The problem :: Transcribe the data exactly. Leave nothing out.

Data items ::
══════════
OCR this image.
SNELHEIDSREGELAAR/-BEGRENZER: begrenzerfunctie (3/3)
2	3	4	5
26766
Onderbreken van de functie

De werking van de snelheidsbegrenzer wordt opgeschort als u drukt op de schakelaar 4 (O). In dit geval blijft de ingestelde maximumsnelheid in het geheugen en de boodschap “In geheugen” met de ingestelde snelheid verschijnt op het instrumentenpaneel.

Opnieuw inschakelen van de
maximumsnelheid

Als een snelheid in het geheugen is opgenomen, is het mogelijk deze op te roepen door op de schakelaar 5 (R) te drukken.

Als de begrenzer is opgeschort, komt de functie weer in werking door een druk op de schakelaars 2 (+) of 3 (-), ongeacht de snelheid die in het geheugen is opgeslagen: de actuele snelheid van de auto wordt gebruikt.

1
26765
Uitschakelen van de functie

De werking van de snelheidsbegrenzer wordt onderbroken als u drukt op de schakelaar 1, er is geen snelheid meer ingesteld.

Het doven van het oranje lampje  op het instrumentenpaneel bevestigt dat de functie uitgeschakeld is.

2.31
══════════
Output for this task ::
OCR this image.
SNELHEIDSREGELAAR/-BEGRENZER: begrenzerfunctie (3/3)
2	3	4	5
26766
Onderbreken van de functie

De werking van de snelheidsbegrenzer wordt opgeschort als u drukt op de schakelaar 4 (O). In dit geval blijft de ingestelde maximumsnelheid in het geheugen en de boodschap “In geheugen” met de ingestelde snelheid verschijnt op het instrumentenpaneel.

Opnieuw inschakelen van de
maximumsnelheid

Als een snelheid in het geheugen is opgenomen, is het mogelijk deze op te roepen door op de schakelaar 5 (R) te drukken.

Als de begrenzer is opgeschort, komt de functie weer in werking door een druk op de schakelaars 2 (+) of 3 (-), ongeacht de snelheid die in het geheugen is opgeslagen: de actuele snelheid van de auto wordt gebruikt.

1
26765
Uitschakelen van de functie

De werking van de snelheidsbegrenzer wordt onderbroken als u drukt op de schakelaar 1, er is geen snelheid meer ingesteld.

Het doven van het oranje lampje  op het instrumentenpaneel bevestigt dat de functie uitgeschakeld is.

2.31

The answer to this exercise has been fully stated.